• _Exercise aim_
Collect all lines below with the string "chambre".

• _Part of a data file_
════════════════════

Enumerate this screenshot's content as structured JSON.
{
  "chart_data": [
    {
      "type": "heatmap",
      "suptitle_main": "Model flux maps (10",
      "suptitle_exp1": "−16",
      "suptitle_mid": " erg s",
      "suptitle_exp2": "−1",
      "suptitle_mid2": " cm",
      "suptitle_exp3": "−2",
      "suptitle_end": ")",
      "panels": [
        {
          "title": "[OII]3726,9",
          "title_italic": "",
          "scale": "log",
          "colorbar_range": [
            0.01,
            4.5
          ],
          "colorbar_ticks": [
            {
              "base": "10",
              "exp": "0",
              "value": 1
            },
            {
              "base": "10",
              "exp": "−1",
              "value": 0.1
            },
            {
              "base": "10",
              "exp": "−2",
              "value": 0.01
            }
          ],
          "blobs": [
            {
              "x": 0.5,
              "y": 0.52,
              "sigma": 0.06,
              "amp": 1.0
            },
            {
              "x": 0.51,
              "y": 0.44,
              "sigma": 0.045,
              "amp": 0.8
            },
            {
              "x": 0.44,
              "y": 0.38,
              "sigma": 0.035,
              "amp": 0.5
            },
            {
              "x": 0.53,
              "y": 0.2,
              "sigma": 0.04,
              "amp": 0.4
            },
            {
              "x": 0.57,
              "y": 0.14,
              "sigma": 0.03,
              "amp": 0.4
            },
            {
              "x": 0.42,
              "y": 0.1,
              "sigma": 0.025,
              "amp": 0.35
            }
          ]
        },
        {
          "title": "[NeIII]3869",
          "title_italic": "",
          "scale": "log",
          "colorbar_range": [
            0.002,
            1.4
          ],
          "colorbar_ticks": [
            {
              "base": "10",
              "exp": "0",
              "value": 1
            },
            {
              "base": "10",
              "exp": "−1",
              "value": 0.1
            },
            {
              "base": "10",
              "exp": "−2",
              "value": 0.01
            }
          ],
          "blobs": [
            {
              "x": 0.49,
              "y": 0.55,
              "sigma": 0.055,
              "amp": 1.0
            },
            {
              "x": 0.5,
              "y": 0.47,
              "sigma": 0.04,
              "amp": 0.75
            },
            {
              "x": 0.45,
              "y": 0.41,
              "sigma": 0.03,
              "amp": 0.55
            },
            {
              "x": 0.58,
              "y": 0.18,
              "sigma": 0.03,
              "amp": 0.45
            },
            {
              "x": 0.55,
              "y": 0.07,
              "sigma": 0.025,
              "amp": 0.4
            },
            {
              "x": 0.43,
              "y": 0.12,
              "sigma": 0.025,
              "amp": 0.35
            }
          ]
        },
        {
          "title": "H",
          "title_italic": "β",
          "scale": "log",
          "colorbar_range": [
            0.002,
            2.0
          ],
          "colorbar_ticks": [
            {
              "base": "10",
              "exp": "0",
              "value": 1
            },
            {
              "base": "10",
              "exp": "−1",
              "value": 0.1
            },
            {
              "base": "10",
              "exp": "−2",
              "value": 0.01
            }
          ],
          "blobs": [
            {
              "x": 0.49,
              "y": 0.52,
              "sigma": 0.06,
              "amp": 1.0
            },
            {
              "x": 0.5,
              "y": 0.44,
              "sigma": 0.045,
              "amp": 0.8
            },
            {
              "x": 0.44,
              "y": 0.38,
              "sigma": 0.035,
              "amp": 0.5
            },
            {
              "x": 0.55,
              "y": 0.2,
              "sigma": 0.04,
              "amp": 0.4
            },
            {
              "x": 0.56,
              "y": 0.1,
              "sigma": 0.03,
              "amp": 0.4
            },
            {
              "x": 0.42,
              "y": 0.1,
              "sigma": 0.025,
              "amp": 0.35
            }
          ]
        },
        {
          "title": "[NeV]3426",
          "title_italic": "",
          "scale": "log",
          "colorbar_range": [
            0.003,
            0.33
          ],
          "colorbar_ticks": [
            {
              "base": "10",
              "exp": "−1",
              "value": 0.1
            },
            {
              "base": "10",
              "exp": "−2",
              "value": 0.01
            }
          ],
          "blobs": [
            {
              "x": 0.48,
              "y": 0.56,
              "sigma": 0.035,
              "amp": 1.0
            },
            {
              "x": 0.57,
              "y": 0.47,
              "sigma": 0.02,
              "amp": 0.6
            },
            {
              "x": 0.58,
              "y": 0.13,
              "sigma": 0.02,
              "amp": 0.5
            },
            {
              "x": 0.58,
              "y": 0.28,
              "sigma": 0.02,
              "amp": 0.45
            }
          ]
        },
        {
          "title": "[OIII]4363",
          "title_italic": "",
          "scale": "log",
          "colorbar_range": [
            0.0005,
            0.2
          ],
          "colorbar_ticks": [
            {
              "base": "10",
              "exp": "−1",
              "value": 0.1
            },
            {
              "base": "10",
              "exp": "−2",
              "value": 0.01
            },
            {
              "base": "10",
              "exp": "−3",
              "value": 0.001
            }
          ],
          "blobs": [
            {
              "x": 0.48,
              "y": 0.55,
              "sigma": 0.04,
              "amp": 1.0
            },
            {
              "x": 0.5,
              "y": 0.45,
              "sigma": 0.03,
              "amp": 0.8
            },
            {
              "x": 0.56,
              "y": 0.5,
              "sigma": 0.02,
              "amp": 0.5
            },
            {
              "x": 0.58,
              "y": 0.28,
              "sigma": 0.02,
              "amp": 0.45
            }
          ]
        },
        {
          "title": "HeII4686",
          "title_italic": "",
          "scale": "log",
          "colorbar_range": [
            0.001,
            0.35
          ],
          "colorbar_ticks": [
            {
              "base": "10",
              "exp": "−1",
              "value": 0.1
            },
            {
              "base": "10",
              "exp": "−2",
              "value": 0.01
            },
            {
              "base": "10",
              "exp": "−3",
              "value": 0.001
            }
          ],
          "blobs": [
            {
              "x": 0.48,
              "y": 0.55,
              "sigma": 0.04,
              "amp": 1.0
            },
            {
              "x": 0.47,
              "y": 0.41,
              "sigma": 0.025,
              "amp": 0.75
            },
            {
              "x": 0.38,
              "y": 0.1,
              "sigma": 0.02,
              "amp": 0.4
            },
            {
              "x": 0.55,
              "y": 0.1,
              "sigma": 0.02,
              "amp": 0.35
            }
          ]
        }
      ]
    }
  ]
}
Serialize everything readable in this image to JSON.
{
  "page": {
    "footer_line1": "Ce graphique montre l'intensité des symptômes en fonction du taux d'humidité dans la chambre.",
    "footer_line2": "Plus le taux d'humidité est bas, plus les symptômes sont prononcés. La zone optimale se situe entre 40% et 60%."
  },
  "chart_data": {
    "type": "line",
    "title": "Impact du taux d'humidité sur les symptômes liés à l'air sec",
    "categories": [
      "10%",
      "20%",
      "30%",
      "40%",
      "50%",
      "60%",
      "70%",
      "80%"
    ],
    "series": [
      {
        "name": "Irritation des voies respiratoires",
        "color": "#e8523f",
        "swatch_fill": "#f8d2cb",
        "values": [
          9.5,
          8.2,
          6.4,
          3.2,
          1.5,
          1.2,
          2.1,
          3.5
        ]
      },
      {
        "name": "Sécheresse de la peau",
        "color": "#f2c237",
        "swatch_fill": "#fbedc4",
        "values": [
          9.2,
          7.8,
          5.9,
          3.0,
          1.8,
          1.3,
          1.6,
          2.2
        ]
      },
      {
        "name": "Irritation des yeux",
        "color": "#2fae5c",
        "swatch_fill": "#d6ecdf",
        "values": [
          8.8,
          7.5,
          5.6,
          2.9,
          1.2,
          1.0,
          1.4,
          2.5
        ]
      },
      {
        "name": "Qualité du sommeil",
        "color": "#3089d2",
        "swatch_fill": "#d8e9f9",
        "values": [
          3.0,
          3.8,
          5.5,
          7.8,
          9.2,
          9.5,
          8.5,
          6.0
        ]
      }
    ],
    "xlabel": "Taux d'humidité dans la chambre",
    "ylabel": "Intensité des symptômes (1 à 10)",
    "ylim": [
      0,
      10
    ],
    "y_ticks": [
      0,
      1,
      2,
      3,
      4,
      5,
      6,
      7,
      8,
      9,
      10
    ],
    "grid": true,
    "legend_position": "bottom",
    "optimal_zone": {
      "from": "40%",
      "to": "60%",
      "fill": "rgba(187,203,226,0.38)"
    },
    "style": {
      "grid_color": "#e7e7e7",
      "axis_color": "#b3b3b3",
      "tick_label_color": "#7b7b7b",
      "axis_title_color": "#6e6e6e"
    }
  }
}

════════════════════

• _Reply_
    "footer_line1": "Ce graphique montre l'intensité des symptômes en fonction du taux d'humidité dans la chambre.",
    "xlabel": "Taux d'humidité dans la chambre",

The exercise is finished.